Transcribe the entries below exactly; leave every image out.
Data supplied start
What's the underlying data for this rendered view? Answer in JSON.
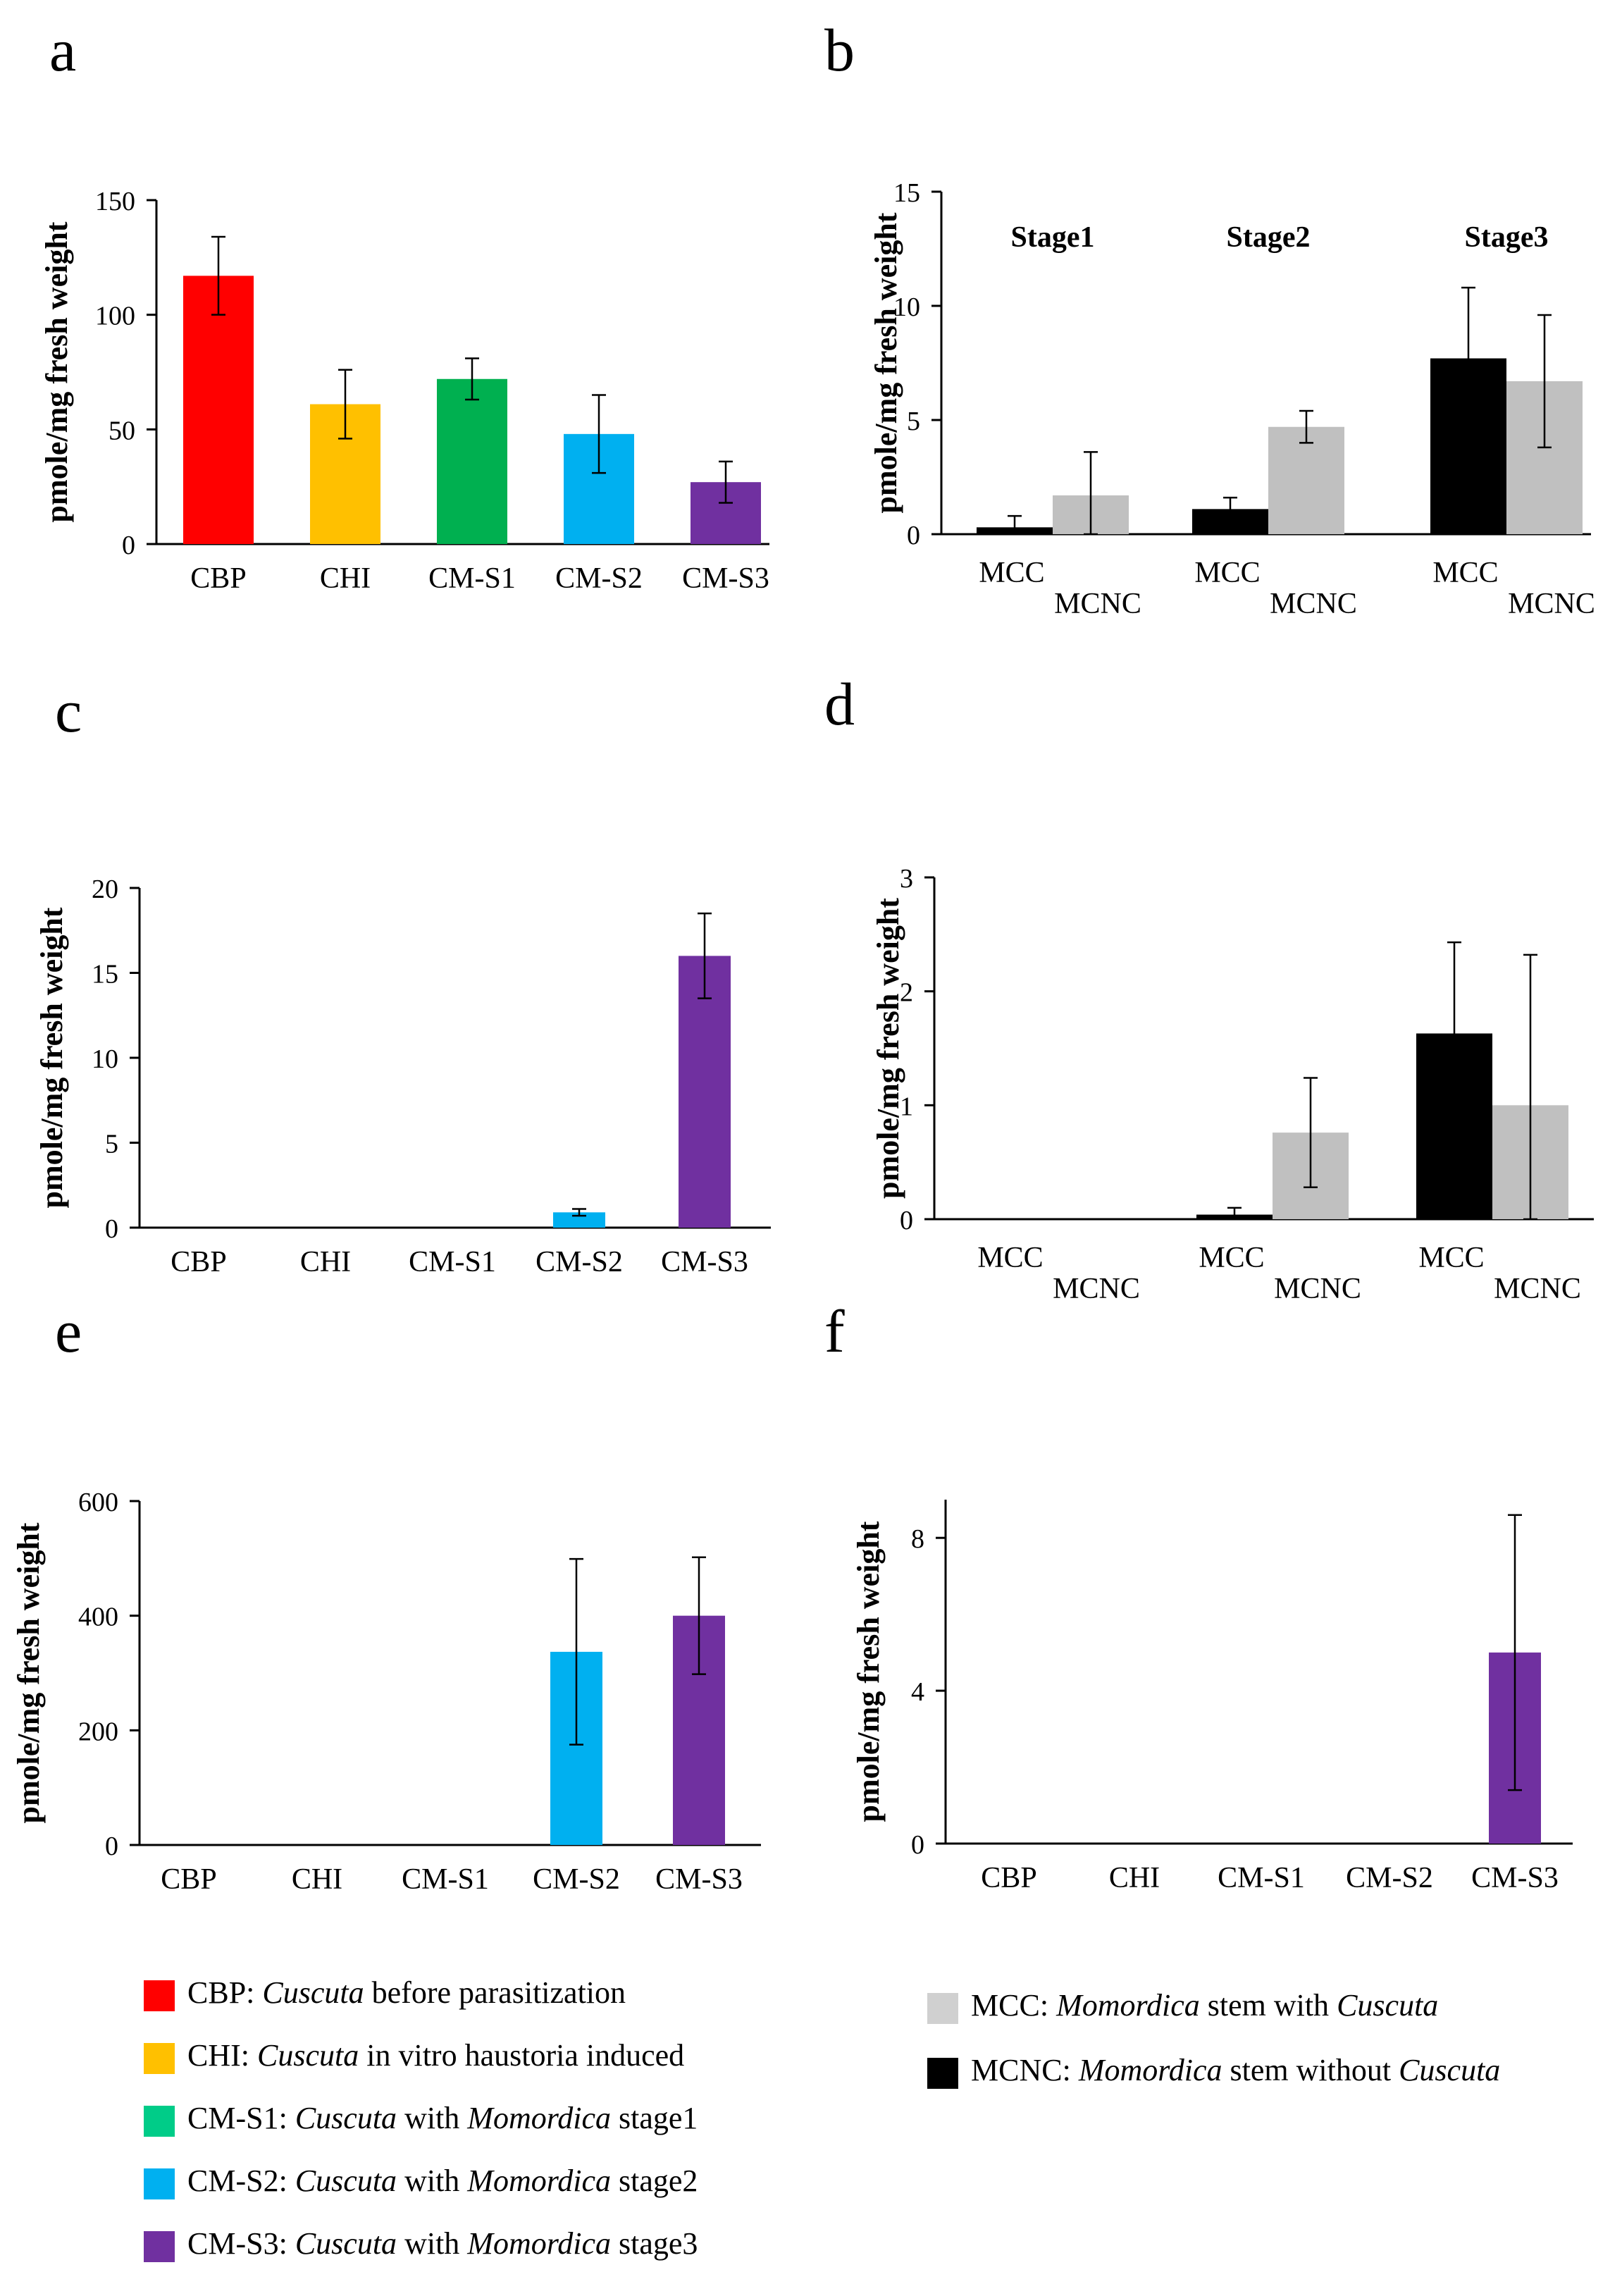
{
  "ylabel": "pmole/mg fresh weight",
  "colors": {
    "CBP": "#ff0000",
    "CHI": "#ffc000",
    "CM-S1": "#00b050",
    "CM-S2": "#00b0f0",
    "CM-S3": "#7030a0",
    "MCC": "#c0c0c0",
    "MCNC": "#000000",
    "MCC_legend_swatch": "#d0d0d0",
    "CM-S1_legend_swatch": "#00cc88"
  },
  "chart_data": [
    {
      "panel": "a",
      "type": "bar",
      "categories": [
        "CBP",
        "CHI",
        "CM-S1",
        "CM-S2",
        "CM-S3"
      ],
      "values": [
        117,
        61,
        72,
        48,
        27
      ],
      "errors": [
        17,
        15,
        9,
        17,
        9
      ],
      "ylim": [
        0,
        150
      ],
      "yticks": [
        0,
        50,
        100,
        150
      ],
      "ylabel": "pmole/mg fresh weight"
    },
    {
      "panel": "b",
      "type": "bar",
      "groups": [
        "Stage1",
        "Stage2",
        "Stage3"
      ],
      "group_category_labels": [
        "MCC",
        "MCNC"
      ],
      "series": [
        {
          "name": "MCNC",
          "values": [
            0.3,
            1.1,
            7.7
          ],
          "errors": [
            0.5,
            0.5,
            3.1
          ]
        },
        {
          "name": "MCC",
          "values": [
            1.7,
            4.7,
            6.7
          ],
          "errors": [
            1.9,
            0.7,
            2.9
          ]
        }
      ],
      "ylim": [
        0,
        15
      ],
      "yticks": [
        0,
        5,
        10,
        15
      ],
      "ylabel": "pmole/mg fresh weight"
    },
    {
      "panel": "c",
      "type": "bar",
      "categories": [
        "CBP",
        "CHI",
        "CM-S1",
        "CM-S2",
        "CM-S3"
      ],
      "values": [
        0,
        0,
        0,
        0.9,
        16
      ],
      "errors": [
        0,
        0,
        0,
        0.2,
        2.5
      ],
      "ylim": [
        0,
        20
      ],
      "yticks": [
        0,
        5,
        10,
        15,
        20
      ],
      "ylabel": "pmole/mg fresh weight"
    },
    {
      "panel": "d",
      "type": "bar",
      "groups": [
        "",
        "",
        ""
      ],
      "group_category_labels": [
        "MCC",
        "MCNC"
      ],
      "series": [
        {
          "name": "MCNC",
          "values": [
            0,
            0.04,
            1.63
          ],
          "errors": [
            0,
            0.06,
            0.8
          ]
        },
        {
          "name": "MCC",
          "values": [
            0,
            0.76,
            1.0
          ],
          "errors": [
            0,
            0.48,
            1.32
          ]
        }
      ],
      "ylim": [
        0,
        3
      ],
      "yticks": [
        0,
        1,
        2,
        3
      ],
      "ylabel": "pmole/mg fresh weight"
    },
    {
      "panel": "e",
      "type": "bar",
      "categories": [
        "CBP",
        "CHI",
        "CM-S1",
        "CM-S2",
        "CM-S3"
      ],
      "values": [
        0,
        0,
        0,
        337,
        400
      ],
      "errors": [
        0,
        0,
        0,
        162,
        102
      ],
      "ylim": [
        0,
        600
      ],
      "yticks": [
        0,
        200,
        400,
        600
      ],
      "ylabel": "pmole/mg fresh weight"
    },
    {
      "panel": "f",
      "type": "bar",
      "categories": [
        "CBP",
        "CHI",
        "CM-S1",
        "CM-S2",
        "CM-S3"
      ],
      "values": [
        0,
        0,
        0,
        0,
        5
      ],
      "errors": [
        0,
        0,
        0,
        0,
        3.6
      ],
      "ylim": [
        0,
        9
      ],
      "yticks": [
        0,
        4,
        8
      ],
      "ylabel": "pmole/mg fresh weight"
    }
  ],
  "legend_left": [
    {
      "key": "CBP",
      "abbr": "CBP",
      "sep": ": ",
      "genus": "Cuscuta",
      "mid": " before parasitization",
      "host": "",
      "tail": ""
    },
    {
      "key": "CHI",
      "abbr": "CHI",
      "sep": ": ",
      "genus": "Cuscuta",
      "mid": " in vitro haustoria induced",
      "host": "",
      "tail": ""
    },
    {
      "key": "CM-S1",
      "abbr": "CM-S1",
      "sep": ": ",
      "genus": "Cuscuta",
      "mid": " with ",
      "host": "Momordica",
      "tail": " stage1"
    },
    {
      "key": "CM-S2",
      "abbr": "CM-S2",
      "sep": ": ",
      "genus": "Cuscuta",
      "mid": " with ",
      "host": "Momordica",
      "tail": " stage2"
    },
    {
      "key": "CM-S3",
      "abbr": "CM-S3",
      "sep": ": ",
      "genus": "Cuscuta",
      "mid": " with ",
      "host": "Momordica",
      "tail": " stage3"
    }
  ],
  "legend_right": [
    {
      "key": "MCC",
      "abbr": "MCC",
      "sep": ": ",
      "genus": "Momordica",
      "mid": " stem with ",
      "host": "Cuscuta",
      "tail": ""
    },
    {
      "key": "MCNC",
      "abbr": "MCNC",
      "sep": ": ",
      "genus": "Momordica",
      "mid": " stem without ",
      "host": "Cuscuta",
      "tail": ""
    }
  ]
}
Data supplied end
• _Full output_:
What's the underlying data for this rendered view? Answer in JSON.
{
  "ylabel": "pmole/mg fresh weight",
  "colors": {
    "CBP": "#ff0000",
    "CHI": "#ffc000",
    "CM-S1": "#00b050",
    "CM-S2": "#00b0f0",
    "CM-S3": "#7030a0",
    "MCC": "#c0c0c0",
    "MCNC": "#000000",
    "MCC_legend_swatch": "#d0d0d0",
    "CM-S1_legend_swatch": "#00cc88"
  },
  "chart_data": [
    {
      "panel": "a",
      "type": "bar",
      "categories": [
        "CBP",
        "CHI",
        "CM-S1",
        "CM-S2",
        "CM-S3"
      ],
      "values": [
        117,
        61,
        72,
        48,
        27
      ],
      "errors": [
        17,
        15,
        9,
        17,
        9
      ],
      "ylim": [
        0,
        150
      ],
      "yticks": [
        0,
        50,
        100,
        150
      ],
      "ylabel": "pmole/mg fresh weight"
    },
    {
      "panel": "b",
      "type": "bar",
      "groups": [
        "Stage1",
        "Stage2",
        "Stage3"
      ],
      "group_category_labels": [
        "MCC",
        "MCNC"
      ],
      "series": [
        {
          "name": "MCNC",
          "values": [
            0.3,
            1.1,
            7.7
          ],
          "errors": [
            0.5,
            0.5,
            3.1
          ]
        },
        {
          "name": "MCC",
          "values": [
            1.7,
            4.7,
            6.7
          ],
          "errors": [
            1.9,
            0.7,
            2.9
          ]
        }
      ],
      "ylim": [
        0,
        15
      ],
      "yticks": [
        0,
        5,
        10,
        15
      ],
      "ylabel": "pmole/mg fresh weight"
    },
    {
      "panel": "c",
      "type": "bar",
      "categories": [
        "CBP",
        "CHI",
        "CM-S1",
        "CM-S2",
        "CM-S3"
      ],
      "values": [
        0,
        0,
        0,
        0.9,
        16
      ],
      "errors": [
        0,
        0,
        0,
        0.2,
        2.5
      ],
      "ylim": [
        0,
        20
      ],
      "yticks": [
        0,
        5,
        10,
        15,
        20
      ],
      "ylabel": "pmole/mg fresh weight"
    },
    {
      "panel": "d",
      "type": "bar",
      "groups": [
        "",
        "",
        ""
      ],
      "group_category_labels": [
        "MCC",
        "MCNC"
      ],
      "series": [
        {
          "name": "MCNC",
          "values": [
            0,
            0.04,
            1.63
          ],
          "errors": [
            0,
            0.06,
            0.8
          ]
        },
        {
          "name": "MCC",
          "values": [
            0,
            0.76,
            1.0
          ],
          "errors": [
            0,
            0.48,
            1.32
          ]
        }
      ],
      "ylim": [
        0,
        3
      ],
      "yticks": [
        0,
        1,
        2,
        3
      ],
      "ylabel": "pmole/mg fresh weight"
    },
    {
      "panel": "e",
      "type": "bar",
      "categories": [
        "CBP",
        "CHI",
        "CM-S1",
        "CM-S2",
        "CM-S3"
      ],
      "values": [
        0,
        0,
        0,
        337,
        400
      ],
      "errors": [
        0,
        0,
        0,
        162,
        102
      ],
      "ylim": [
        0,
        600
      ],
      "yticks": [
        0,
        200,
        400,
        600
      ],
      "ylabel": "pmole/mg fresh weight"
    },
    {
      "panel": "f",
      "type": "bar",
      "categories": [
        "CBP",
        "CHI",
        "CM-S1",
        "CM-S2",
        "CM-S3"
      ],
      "values": [
        0,
        0,
        0,
        0,
        5
      ],
      "errors": [
        0,
        0,
        0,
        0,
        3.6
      ],
      "ylim": [
        0,
        9
      ],
      "yticks": [
        0,
        4,
        8
      ],
      "ylabel": "pmole/mg fresh weight"
    }
  ],
  "legend_left": [
    {
      "key": "CBP",
      "abbr": "CBP",
      "sep": ": ",
      "genus": "Cuscuta",
      "mid": " before parasitization",
      "host": "",
      "tail": ""
    },
    {
      "key": "CHI",
      "abbr": "CHI",
      "sep": ": ",
      "genus": "Cuscuta",
      "mid": " in vitro haustoria induced",
      "host": "",
      "tail": ""
    },
    {
      "key": "CM-S1",
      "abbr": "CM-S1",
      "sep": ": ",
      "genus": "Cuscuta",
      "mid": " with ",
      "host": "Momordica",
      "tail": " stage1"
    },
    {
      "key": "CM-S2",
      "abbr": "CM-S2",
      "sep": ": ",
      "genus": "Cuscuta",
      "mid": " with ",
      "host": "Momordica",
      "tail": " stage2"
    },
    {
      "key": "CM-S3",
      "abbr": "CM-S3",
      "sep": ": ",
      "genus": "Cuscuta",
      "mid": " with ",
      "host": "Momordica",
      "tail": " stage3"
    }
  ],
  "legend_right": [
    {
      "key": "MCC",
      "abbr": "MCC",
      "sep": ": ",
      "genus": "Momordica",
      "mid": " stem with ",
      "host": "Cuscuta",
      "tail": ""
    },
    {
      "key": "MCNC",
      "abbr": "MCNC",
      "sep": ": ",
      "genus": "Momordica",
      "mid": " stem without ",
      "host": "Cuscuta",
      "tail": ""
    }
  ]
}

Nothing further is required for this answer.